Output every entry exactly, from the first line to the last.

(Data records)
* * * * * * *
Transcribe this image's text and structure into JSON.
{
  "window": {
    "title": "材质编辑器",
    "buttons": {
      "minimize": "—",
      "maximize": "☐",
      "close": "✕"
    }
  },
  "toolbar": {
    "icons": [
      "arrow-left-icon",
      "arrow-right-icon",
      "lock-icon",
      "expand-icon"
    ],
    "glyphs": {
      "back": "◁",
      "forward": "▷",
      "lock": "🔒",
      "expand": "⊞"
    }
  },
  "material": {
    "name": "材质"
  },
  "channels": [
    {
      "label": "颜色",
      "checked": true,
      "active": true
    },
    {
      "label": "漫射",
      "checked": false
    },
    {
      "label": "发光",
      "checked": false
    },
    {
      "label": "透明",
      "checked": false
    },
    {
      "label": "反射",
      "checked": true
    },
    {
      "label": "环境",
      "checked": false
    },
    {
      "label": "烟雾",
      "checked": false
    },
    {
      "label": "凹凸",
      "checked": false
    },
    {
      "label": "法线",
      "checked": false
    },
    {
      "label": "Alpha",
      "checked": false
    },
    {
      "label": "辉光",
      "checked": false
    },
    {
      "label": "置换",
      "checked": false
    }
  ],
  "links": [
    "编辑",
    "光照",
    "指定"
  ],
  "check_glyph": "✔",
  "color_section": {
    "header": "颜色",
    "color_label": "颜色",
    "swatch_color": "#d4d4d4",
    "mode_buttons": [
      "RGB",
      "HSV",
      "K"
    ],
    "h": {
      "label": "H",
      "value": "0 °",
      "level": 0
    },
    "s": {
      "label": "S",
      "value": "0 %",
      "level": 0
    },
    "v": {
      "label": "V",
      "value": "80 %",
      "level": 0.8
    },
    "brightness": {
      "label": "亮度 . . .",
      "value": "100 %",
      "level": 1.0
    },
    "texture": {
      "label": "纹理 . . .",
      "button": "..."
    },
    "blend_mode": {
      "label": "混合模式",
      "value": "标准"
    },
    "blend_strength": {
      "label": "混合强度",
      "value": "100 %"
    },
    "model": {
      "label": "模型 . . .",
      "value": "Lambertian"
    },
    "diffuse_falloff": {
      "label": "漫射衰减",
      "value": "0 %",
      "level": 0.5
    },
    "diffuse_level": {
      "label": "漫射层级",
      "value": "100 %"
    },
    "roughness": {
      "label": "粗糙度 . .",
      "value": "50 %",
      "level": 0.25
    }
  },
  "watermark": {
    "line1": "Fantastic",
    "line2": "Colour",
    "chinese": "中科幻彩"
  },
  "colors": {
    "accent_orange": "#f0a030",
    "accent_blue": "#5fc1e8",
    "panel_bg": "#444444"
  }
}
* * * * * * *
__Problem solution__.
Transcribe this image's text and structure into JSON.
{
  "window": {
    "title": "材质编辑器",
    "buttons": {
      "minimize": "—",
      "maximize": "☐",
      "close": "✕"
    }
  },
  "toolbar": {
    "icons": [
      "arrow-left-icon",
      "arrow-right-icon",
      "lock-icon",
      "expand-icon"
    ],
    "glyphs": {
      "back": "◁",
      "forward": "▷",
      "lock": "🔒",
      "expand": "⊞"
    }
  },
  "material": {
    "name": "材质"
  },
  "channels": [
    {
      "label": "颜色",
      "checked": true,
      "active": true
    },
    {
      "label": "漫射",
      "checked": false
    },
    {
      "label": "发光",
      "checked": false
    },
    {
      "label": "透明",
      "checked": false
    },
    {
      "label": "反射",
      "checked": true
    },
    {
      "label": "环境",
      "checked": false
    },
    {
      "label": "烟雾",
      "checked": false
    },
    {
      "label": "凹凸",
      "checked": false
    },
    {
      "label": "法线",
      "checked": false
    },
    {
      "label": "Alpha",
      "checked": false
    },
    {
      "label": "辉光",
      "checked": false
    },
    {
      "label": "置换",
      "checked": false
    }
  ],
  "links": [
    "编辑",
    "光照",
    "指定"
  ],
  "check_glyph": "✔",
  "color_section": {
    "header": "颜色",
    "color_label": "颜色",
    "swatch_color": "#d4d4d4",
    "mode_buttons": [
      "RGB",
      "HSV",
      "K"
    ],
    "h": {
      "label": "H",
      "value": "0 °",
      "level": 0
    },
    "s": {
      "label": "S",
      "value": "0 %",
      "level": 0
    },
    "v": {
      "label": "V",
      "value": "80 %",
      "level": 0.8
    },
    "brightness": {
      "label": "亮度 . . .",
      "value": "100 %",
      "level": 1.0
    },
    "texture": {
      "label": "纹理 . . .",
      "button": "..."
    },
    "blend_mode": {
      "label": "混合模式",
      "value": "标准"
    },
    "blend_strength": {
      "label": "混合强度",
      "value": "100 %"
    },
    "model": {
      "label": "模型 . . .",
      "value": "Lambertian"
    },
    "diffuse_falloff": {
      "label": "漫射衰减",
      "value": "0 %",
      "level": 0.5
    },
    "diffuse_level": {
      "label": "漫射层级",
      "value": "100 %"
    },
    "roughness": {
      "label": "粗糙度 . .",
      "value": "50 %",
      "level": 0.25
    }
  },
  "watermark": {
    "line1": "Fantastic",
    "line2": "Colour",
    "chinese": "中科幻彩"
  },
  "colors": {
    "accent_orange": "#f0a030",
    "accent_blue": "#5fc1e8",
    "panel_bg": "#444444"
  }
}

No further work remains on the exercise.